**Given text**
────────────────
Bash Canadian Pacific Kansas City Day – otherwise known as Feb. 28, the deadline for comments on the CP-Kansas City Southern merger – has come and gone. What have we learned from the flurry of regulatory filings from other railroads, shippers, and lineside communities?
The Class I railroads behaved like you’d expect: Following a tradition in the industry, they lined up against a merger that’s not theirs. That’s partly because railroads want to protect their turf and keep CPKC’s paws off their traffic. And that’s partly because merger reviews are the one time when rival railroads can try to alter the competitive landscape or settle old scores.
Canadian National, which last year lost the battle for KCS after an unfavorable regulatory ruling, is making life difficult for CP. Its filing sows seeds of doubt about CP’s traffic and revenue growth figures, upon which the operating plan and environmental assessment are built. Some of the other Class I railroads reached similar conclusions. What the Surface Transportation Board will make of this is anyone’s guess. But there’s always an element of uncertainty in traffic forecasts, particularly when a merger introduces more competition and it’s unclear what traffic the merged railroad will win and at what rates.
Meanwhile, CPKC finds itself under Class I attack on the northern reaches of the KCS system, its midsection, and its southern flank across Texas.
────────────────
**Work to be completed**
Pick up the article on the CP–Kansas City Southern merger filings after its last sentence and continue it.

**Data extract**
────────────────
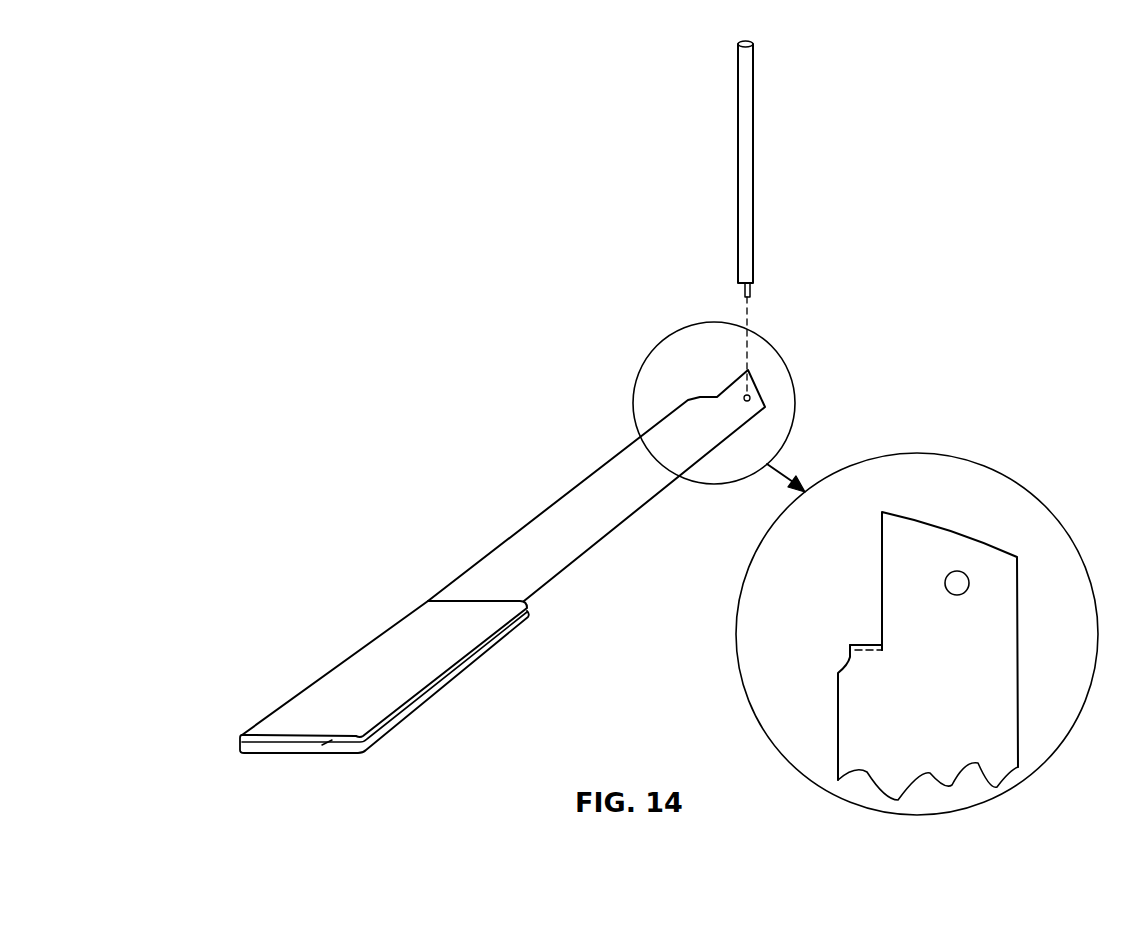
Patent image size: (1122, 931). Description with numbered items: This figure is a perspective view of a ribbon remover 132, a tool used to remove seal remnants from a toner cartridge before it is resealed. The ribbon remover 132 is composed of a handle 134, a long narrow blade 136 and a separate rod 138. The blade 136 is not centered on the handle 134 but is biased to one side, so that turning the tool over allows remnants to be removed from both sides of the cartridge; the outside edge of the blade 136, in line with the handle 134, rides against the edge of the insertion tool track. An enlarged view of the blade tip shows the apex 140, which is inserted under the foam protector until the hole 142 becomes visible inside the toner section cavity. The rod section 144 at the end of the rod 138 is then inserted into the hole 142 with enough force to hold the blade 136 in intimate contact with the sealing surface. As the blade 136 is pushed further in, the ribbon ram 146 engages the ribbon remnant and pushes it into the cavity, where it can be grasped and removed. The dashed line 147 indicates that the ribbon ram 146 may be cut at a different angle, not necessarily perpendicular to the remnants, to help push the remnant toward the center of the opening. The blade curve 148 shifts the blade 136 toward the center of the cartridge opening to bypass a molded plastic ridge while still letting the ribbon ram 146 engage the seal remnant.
────────────────
**In response**
First, CN wants to create its own route to Kansas City by prying away Kansas City Southern’s former Gateway Western trackage linking Springfield, Ill., with KC and St. Louis. CN’s request that CP be forced to divest the Gateway Western is reminiscent of Conrail’s failed attempts to scoop up Southern Pacific’s eastern lines during the Union Pacific-SP merger in 1995 and 1996. The key difference is that Conrail wanted SP’s crown jewel — access to Gulf Coast chemical plants and its Cotton Belt main lines to St. Louis. CN wants to create a new single-line route from Kansas City to Eastern Canada that it says would convert 80,000 shipments from truck to rail annually, or a third more than the entire CPKC merger. There’s no precedent for a carve-out like what CN is proposing. And it seems to be a long shot under the old merger review rules under which CPKC is being judged.

Second, Norfolk Southern dropped a bombshell by saying it aims to buy the KCS intermodal terminal outside Dallas, an option it gained as part of the Meridian Speedway joint venture with KCS. NS handles most of the traffic at the Wylie Intermodal Terminal now, but Dallas is a critical component of CPKC’s intermodal growth plans. CPKC’s projected growth would put the terminal near capacity, which NS sees as a threat. You’d have to think CP and NS will come to some sort of agreement.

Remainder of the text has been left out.